[Start]
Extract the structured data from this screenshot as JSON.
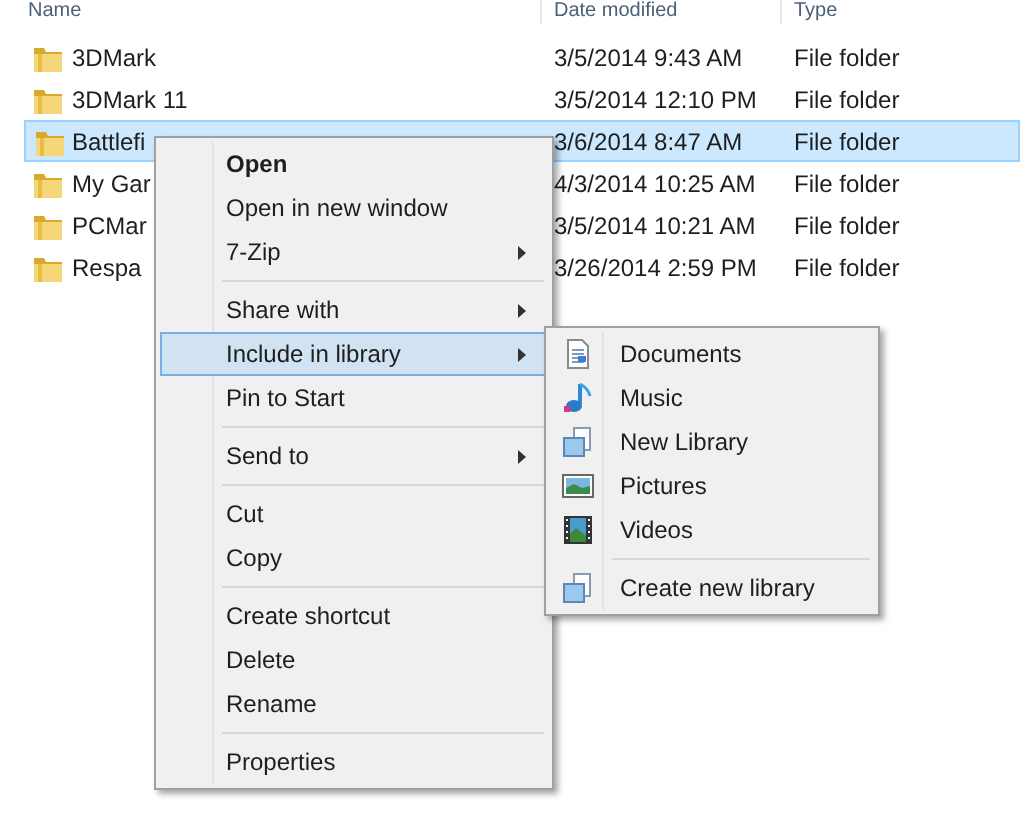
{
  "columns": [
    {
      "label": "Name"
    },
    {
      "label": "Date modified"
    },
    {
      "label": "Type"
    }
  ],
  "files": [
    {
      "name": "3DMark",
      "date": "3/5/2014 9:43 AM",
      "type": "File folder",
      "selected": false
    },
    {
      "name": "3DMark 11",
      "date": "3/5/2014 12:10 PM",
      "type": "File folder",
      "selected": false
    },
    {
      "name": "Battlefi",
      "date": "3/6/2014 8:47 AM",
      "type": "File folder",
      "selected": true
    },
    {
      "name": "My Gar",
      "date": "4/3/2014 10:25 AM",
      "type": "File folder",
      "selected": false
    },
    {
      "name": "PCMar",
      "date": "3/5/2014 10:21 AM",
      "type": "File folder",
      "selected": false
    },
    {
      "name": "Respa",
      "date": "3/26/2014 2:59 PM",
      "type": "File folder",
      "selected": false
    }
  ],
  "context_menu": [
    {
      "kind": "item",
      "label": "Open",
      "default": true,
      "submenu": false,
      "selected": false
    },
    {
      "kind": "item",
      "label": "Open in new window",
      "default": false,
      "submenu": false,
      "selected": false
    },
    {
      "kind": "item",
      "label": "7-Zip",
      "default": false,
      "submenu": true,
      "selected": false
    },
    {
      "kind": "separator"
    },
    {
      "kind": "item",
      "label": "Share with",
      "default": false,
      "submenu": true,
      "selected": false
    },
    {
      "kind": "item",
      "label": "Include in library",
      "default": false,
      "submenu": true,
      "selected": true
    },
    {
      "kind": "item",
      "label": "Pin to Start",
      "default": false,
      "submenu": false,
      "selected": false
    },
    {
      "kind": "separator"
    },
    {
      "kind": "item",
      "label": "Send to",
      "default": false,
      "submenu": true,
      "selected": false
    },
    {
      "kind": "separator"
    },
    {
      "kind": "item",
      "label": "Cut",
      "default": false,
      "submenu": false,
      "selected": false
    },
    {
      "kind": "item",
      "label": "Copy",
      "default": false,
      "submenu": false,
      "selected": false
    },
    {
      "kind": "separator"
    },
    {
      "kind": "item",
      "label": "Create shortcut",
      "default": false,
      "submenu": false,
      "selected": false
    },
    {
      "kind": "item",
      "label": "Delete",
      "default": false,
      "submenu": false,
      "selected": false
    },
    {
      "kind": "item",
      "label": "Rename",
      "default": false,
      "submenu": false,
      "selected": false
    },
    {
      "kind": "separator"
    },
    {
      "kind": "item",
      "label": "Properties",
      "default": false,
      "submenu": false,
      "selected": false
    }
  ],
  "submenu": [
    {
      "kind": "item",
      "label": "Documents"
    },
    {
      "kind": "item",
      "label": "Music"
    },
    {
      "kind": "item",
      "label": "New Library"
    },
    {
      "kind": "item",
      "label": "Pictures"
    },
    {
      "kind": "item",
      "label": "Videos"
    },
    {
      "kind": "separator"
    },
    {
      "kind": "item",
      "label": "Create new library"
    }
  ]
}
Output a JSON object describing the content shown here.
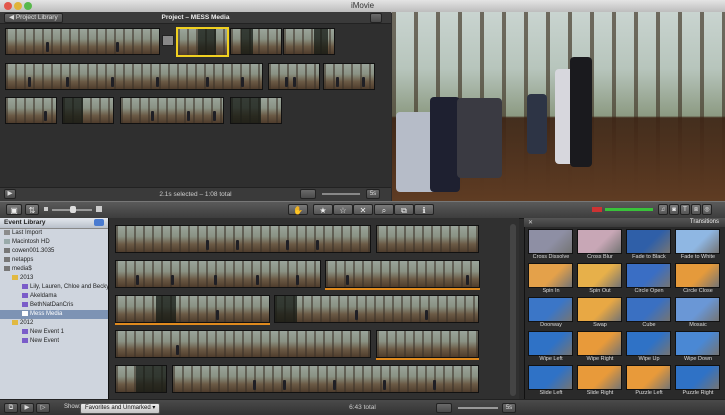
{
  "window": {
    "title": "iMovie"
  },
  "project": {
    "library_button": "Project Library",
    "title": "Project – MESS Media",
    "status": "2.1s selected – 1:08 total"
  },
  "event_library": {
    "header": "Event Library",
    "items": [
      {
        "label": "Last Import",
        "icon": "clock-icon"
      },
      {
        "label": "Macintosh HD",
        "icon": "hard-drive-icon"
      },
      {
        "label": "cowen001.3035",
        "icon": "drive-icon"
      },
      {
        "label": "netapps",
        "icon": "drive-icon"
      },
      {
        "label": "media$",
        "icon": "drive-icon"
      },
      {
        "label": "2013",
        "icon": "folder-icon"
      },
      {
        "label": "Lily, Lauren, Chloe and Becky",
        "icon": "event-icon"
      },
      {
        "label": "Akeldama",
        "icon": "event-icon"
      },
      {
        "label": "BethNatDanCris",
        "icon": "event-icon"
      },
      {
        "label": "Mess Media",
        "icon": "event-icon"
      },
      {
        "label": "2012",
        "icon": "folder-icon"
      },
      {
        "label": "New Event 1",
        "icon": "event-icon"
      },
      {
        "label": "New Event",
        "icon": "event-icon"
      }
    ]
  },
  "transitions": {
    "header": "Transitions",
    "items": [
      {
        "label": "Cross Dissolve",
        "color": "#8e8fa4"
      },
      {
        "label": "Cross Blur",
        "color": "#c8a7b6"
      },
      {
        "label": "Fade to Black",
        "color": "#2f5fa8"
      },
      {
        "label": "Fade to White",
        "color": "#8fb7e3"
      },
      {
        "label": "Spin In",
        "color": "#e4a14a"
      },
      {
        "label": "Spin Out",
        "color": "#e7b04a"
      },
      {
        "label": "Circle Open",
        "color": "#3a6ec4"
      },
      {
        "label": "Circle Close",
        "color": "#e59a3b"
      },
      {
        "label": "Doorway",
        "color": "#3b76c7"
      },
      {
        "label": "Swap",
        "color": "#e8a844"
      },
      {
        "label": "Cube",
        "color": "#3a70c2"
      },
      {
        "label": "Mosaic",
        "color": "#6a97d6"
      },
      {
        "label": "Wipe Left",
        "color": "#2f72c6"
      },
      {
        "label": "Wipe Right",
        "color": "#e89a3a"
      },
      {
        "label": "Wipe Up",
        "color": "#2f72c6"
      },
      {
        "label": "Wipe Down",
        "color": "#4a88d4"
      },
      {
        "label": "Slide Left",
        "color": "#2f72c6"
      },
      {
        "label": "Slide Right",
        "color": "#e89a3a"
      },
      {
        "label": "Puzzle Left",
        "color": "#e89a3a"
      },
      {
        "label": "Puzzle Right",
        "color": "#2f72c6"
      }
    ]
  },
  "bottom": {
    "show_label": "Show:",
    "filter_value": "Favorites and Unmarked",
    "total": "6:43 total",
    "zoom": "5s"
  },
  "colors": {
    "selection": "#f0d020",
    "volume_green": "#39c23a",
    "unused_marker": "#e08a1e"
  }
}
[End]
• _Written task_: Transcribe the entries above verbatim, omitting their pictures.

• _Problem solution_:
Extract the structured data from this screenshot as JSON.
{
  "columns": [
    {
      "label": "Name"
    },
    {
      "label": "Date modified"
    },
    {
      "label": "Type"
    }
  ],
  "files": [
    {
      "name": "3DMark",
      "date": "3/5/2014 9:43 AM",
      "type": "File folder",
      "selected": false
    },
    {
      "name": "3DMark 11",
      "date": "3/5/2014 12:10 PM",
      "type": "File folder",
      "selected": false
    },
    {
      "name": "Battlefi",
      "date": "3/6/2014 8:47 AM",
      "type": "File folder",
      "selected": true
    },
    {
      "name": "My Gar",
      "date": "4/3/2014 10:25 AM",
      "type": "File folder",
      "selected": false
    },
    {
      "name": "PCMar",
      "date": "3/5/2014 10:21 AM",
      "type": "File folder",
      "selected": false
    },
    {
      "name": "Respa",
      "date": "3/26/2014 2:59 PM",
      "type": "File folder",
      "selected": false
    }
  ],
  "context_menu": [
    {
      "kind": "item",
      "label": "Open",
      "default": true,
      "submenu": false,
      "selected": false
    },
    {
      "kind": "item",
      "label": "Open in new window",
      "default": false,
      "submenu": false,
      "selected": false
    },
    {
      "kind": "item",
      "label": "7-Zip",
      "default": false,
      "submenu": true,
      "selected": false
    },
    {
      "kind": "separator"
    },
    {
      "kind": "item",
      "label": "Share with",
      "default": false,
      "submenu": true,
      "selected": false
    },
    {
      "kind": "item",
      "label": "Include in library",
      "default": false,
      "submenu": true,
      "selected": true
    },
    {
      "kind": "item",
      "label": "Pin to Start",
      "default": false,
      "submenu": false,
      "selected": false
    },
    {
      "kind": "separator"
    },
    {
      "kind": "item",
      "label": "Send to",
      "default": false,
      "submenu": true,
      "selected": false
    },
    {
      "kind": "separator"
    },
    {
      "kind": "item",
      "label": "Cut",
      "default": false,
      "submenu": false,
      "selected": false
    },
    {
      "kind": "item",
      "label": "Copy",
      "default": false,
      "submenu": false,
      "selected": false
    },
    {
      "kind": "separator"
    },
    {
      "kind": "item",
      "label": "Create shortcut",
      "default": false,
      "submenu": false,
      "selected": false
    },
    {
      "kind": "item",
      "label": "Delete",
      "default": false,
      "submenu": false,
      "selected": false
    },
    {
      "kind": "item",
      "label": "Rename",
      "default": false,
      "submenu": false,
      "selected": false
    },
    {
      "kind": "separator"
    },
    {
      "kind": "item",
      "label": "Properties",
      "default": false,
      "submenu": false,
      "selected": false
    }
  ],
  "submenu": [
    {
      "kind": "item",
      "label": "Documents"
    },
    {
      "kind": "item",
      "label": "Music"
    },
    {
      "kind": "item",
      "label": "New Library"
    },
    {
      "kind": "item",
      "label": "Pictures"
    },
    {
      "kind": "item",
      "label": "Videos"
    },
    {
      "kind": "separator"
    },
    {
      "kind": "item",
      "label": "Create new library"
    }
  ]
}
Output a JSON object describing the content shown here.
{
  "window": {
    "title": "iMovie"
  },
  "project": {
    "library_button": "Project Library",
    "title": "Project – MESS Media",
    "status": "2.1s selected – 1:08 total"
  },
  "event_library": {
    "header": "Event Library",
    "items": [
      {
        "label": "Last Import",
        "icon": "clock-icon"
      },
      {
        "label": "Macintosh HD",
        "icon": "hard-drive-icon"
      },
      {
        "label": "cowen001.3035",
        "icon": "drive-icon"
      },
      {
        "label": "netapps",
        "icon": "drive-icon"
      },
      {
        "label": "media$",
        "icon": "drive-icon"
      },
      {
        "label": "2013",
        "icon": "folder-icon"
      },
      {
        "label": "Lily, Lauren, Chloe and Becky",
        "icon": "event-icon"
      },
      {
        "label": "Akeldama",
        "icon": "event-icon"
      },
      {
        "label": "BethNatDanCris",
        "icon": "event-icon"
      },
      {
        "label": "Mess Media",
        "icon": "event-icon"
      },
      {
        "label": "2012",
        "icon": "folder-icon"
      },
      {
        "label": "New Event 1",
        "icon": "event-icon"
      },
      {
        "label": "New Event",
        "icon": "event-icon"
      }
    ]
  },
  "transitions": {
    "header": "Transitions",
    "items": [
      {
        "label": "Cross Dissolve",
        "color": "#8e8fa4"
      },
      {
        "label": "Cross Blur",
        "color": "#c8a7b6"
      },
      {
        "label": "Fade to Black",
        "color": "#2f5fa8"
      },
      {
        "label": "Fade to White",
        "color": "#8fb7e3"
      },
      {
        "label": "Spin In",
        "color": "#e4a14a"
      },
      {
        "label": "Spin Out",
        "color": "#e7b04a"
      },
      {
        "label": "Circle Open",
        "color": "#3a6ec4"
      },
      {
        "label": "Circle Close",
        "color": "#e59a3b"
      },
      {
        "label": "Doorway",
        "color": "#3b76c7"
      },
      {
        "label": "Swap",
        "color": "#e8a844"
      },
      {
        "label": "Cube",
        "color": "#3a70c2"
      },
      {
        "label": "Mosaic",
        "color": "#6a97d6"
      },
      {
        "label": "Wipe Left",
        "color": "#2f72c6"
      },
      {
        "label": "Wipe Right",
        "color": "#e89a3a"
      },
      {
        "label": "Wipe Up",
        "color": "#2f72c6"
      },
      {
        "label": "Wipe Down",
        "color": "#4a88d4"
      },
      {
        "label": "Slide Left",
        "color": "#2f72c6"
      },
      {
        "label": "Slide Right",
        "color": "#e89a3a"
      },
      {
        "label": "Puzzle Left",
        "color": "#e89a3a"
      },
      {
        "label": "Puzzle Right",
        "color": "#2f72c6"
      }
    ]
  },
  "bottom": {
    "show_label": "Show:",
    "filter_value": "Favorites and Unmarked",
    "total": "6:43 total",
    "zoom": "5s"
  },
  "colors": {
    "selection": "#f0d020",
    "volume_green": "#39c23a",
    "unused_marker": "#e08a1e"
  }
}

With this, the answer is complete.